[Start of Records for this exercise]

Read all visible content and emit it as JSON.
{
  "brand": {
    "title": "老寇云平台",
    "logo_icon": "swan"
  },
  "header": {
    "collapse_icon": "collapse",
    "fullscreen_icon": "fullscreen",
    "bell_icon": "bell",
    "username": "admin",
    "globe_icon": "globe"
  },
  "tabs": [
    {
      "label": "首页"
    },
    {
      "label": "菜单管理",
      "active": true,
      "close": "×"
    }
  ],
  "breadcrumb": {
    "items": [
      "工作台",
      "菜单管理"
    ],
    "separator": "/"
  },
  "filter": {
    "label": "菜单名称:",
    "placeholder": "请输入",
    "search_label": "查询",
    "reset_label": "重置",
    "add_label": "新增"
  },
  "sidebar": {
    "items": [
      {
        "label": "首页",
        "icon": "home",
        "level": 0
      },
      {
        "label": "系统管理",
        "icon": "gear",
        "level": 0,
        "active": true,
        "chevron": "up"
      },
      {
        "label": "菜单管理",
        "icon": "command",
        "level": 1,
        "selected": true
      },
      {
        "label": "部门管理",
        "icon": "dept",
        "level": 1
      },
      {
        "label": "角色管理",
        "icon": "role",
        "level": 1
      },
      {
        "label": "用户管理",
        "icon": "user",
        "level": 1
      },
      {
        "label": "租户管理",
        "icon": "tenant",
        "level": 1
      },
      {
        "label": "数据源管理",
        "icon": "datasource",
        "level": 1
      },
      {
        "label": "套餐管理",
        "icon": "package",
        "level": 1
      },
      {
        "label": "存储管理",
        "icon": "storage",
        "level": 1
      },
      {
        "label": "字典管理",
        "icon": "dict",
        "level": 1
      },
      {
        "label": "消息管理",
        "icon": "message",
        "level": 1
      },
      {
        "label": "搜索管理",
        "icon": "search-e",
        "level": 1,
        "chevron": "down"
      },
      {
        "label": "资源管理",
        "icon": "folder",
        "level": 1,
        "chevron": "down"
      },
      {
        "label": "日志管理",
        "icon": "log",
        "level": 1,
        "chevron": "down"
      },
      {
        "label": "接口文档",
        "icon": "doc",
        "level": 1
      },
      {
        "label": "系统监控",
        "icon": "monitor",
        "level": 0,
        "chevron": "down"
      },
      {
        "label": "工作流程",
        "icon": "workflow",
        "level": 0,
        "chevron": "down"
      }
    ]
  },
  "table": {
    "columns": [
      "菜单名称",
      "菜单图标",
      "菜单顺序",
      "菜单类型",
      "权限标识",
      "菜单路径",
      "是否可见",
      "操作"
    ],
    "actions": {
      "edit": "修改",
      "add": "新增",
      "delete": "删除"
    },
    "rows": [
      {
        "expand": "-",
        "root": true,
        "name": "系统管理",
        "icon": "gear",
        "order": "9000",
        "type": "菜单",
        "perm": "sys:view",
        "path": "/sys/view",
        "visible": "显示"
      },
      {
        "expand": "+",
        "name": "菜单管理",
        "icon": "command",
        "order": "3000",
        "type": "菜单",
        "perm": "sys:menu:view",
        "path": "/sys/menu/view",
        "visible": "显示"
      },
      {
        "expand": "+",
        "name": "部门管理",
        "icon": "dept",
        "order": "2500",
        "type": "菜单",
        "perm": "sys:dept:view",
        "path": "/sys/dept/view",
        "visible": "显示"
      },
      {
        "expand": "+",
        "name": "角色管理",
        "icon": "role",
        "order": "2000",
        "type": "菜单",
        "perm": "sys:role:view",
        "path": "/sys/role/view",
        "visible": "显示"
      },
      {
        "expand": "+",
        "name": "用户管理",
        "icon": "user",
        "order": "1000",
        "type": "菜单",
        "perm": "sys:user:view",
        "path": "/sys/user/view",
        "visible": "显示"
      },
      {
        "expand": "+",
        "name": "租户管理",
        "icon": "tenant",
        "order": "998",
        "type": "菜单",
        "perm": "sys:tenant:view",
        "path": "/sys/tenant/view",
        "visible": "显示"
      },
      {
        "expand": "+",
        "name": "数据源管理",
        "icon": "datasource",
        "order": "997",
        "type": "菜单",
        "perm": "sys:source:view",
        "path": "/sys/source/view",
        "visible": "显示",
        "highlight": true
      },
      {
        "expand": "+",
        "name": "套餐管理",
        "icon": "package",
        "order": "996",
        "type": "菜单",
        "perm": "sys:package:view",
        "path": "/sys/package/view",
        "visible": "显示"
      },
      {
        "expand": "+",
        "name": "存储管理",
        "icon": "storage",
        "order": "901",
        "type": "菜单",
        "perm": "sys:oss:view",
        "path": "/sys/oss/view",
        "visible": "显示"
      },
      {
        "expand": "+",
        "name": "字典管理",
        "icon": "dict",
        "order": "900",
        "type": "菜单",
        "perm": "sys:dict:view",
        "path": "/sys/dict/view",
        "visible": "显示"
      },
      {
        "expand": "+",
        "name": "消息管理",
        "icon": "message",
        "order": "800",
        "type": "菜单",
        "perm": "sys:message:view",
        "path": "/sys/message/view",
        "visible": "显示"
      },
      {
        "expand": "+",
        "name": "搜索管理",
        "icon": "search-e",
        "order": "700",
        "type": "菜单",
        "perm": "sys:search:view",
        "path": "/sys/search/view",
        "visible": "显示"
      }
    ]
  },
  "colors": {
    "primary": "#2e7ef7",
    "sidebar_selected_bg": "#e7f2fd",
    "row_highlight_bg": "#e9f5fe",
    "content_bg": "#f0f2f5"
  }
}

[End of Records for this exercise]

Description of the task —
Extract from the data every line where "role" shows up.

Answer to the problem —
        "icon": "role",
        "icon": "role",
        "perm": "sys:role:view",
        "path": "/sys/role/view",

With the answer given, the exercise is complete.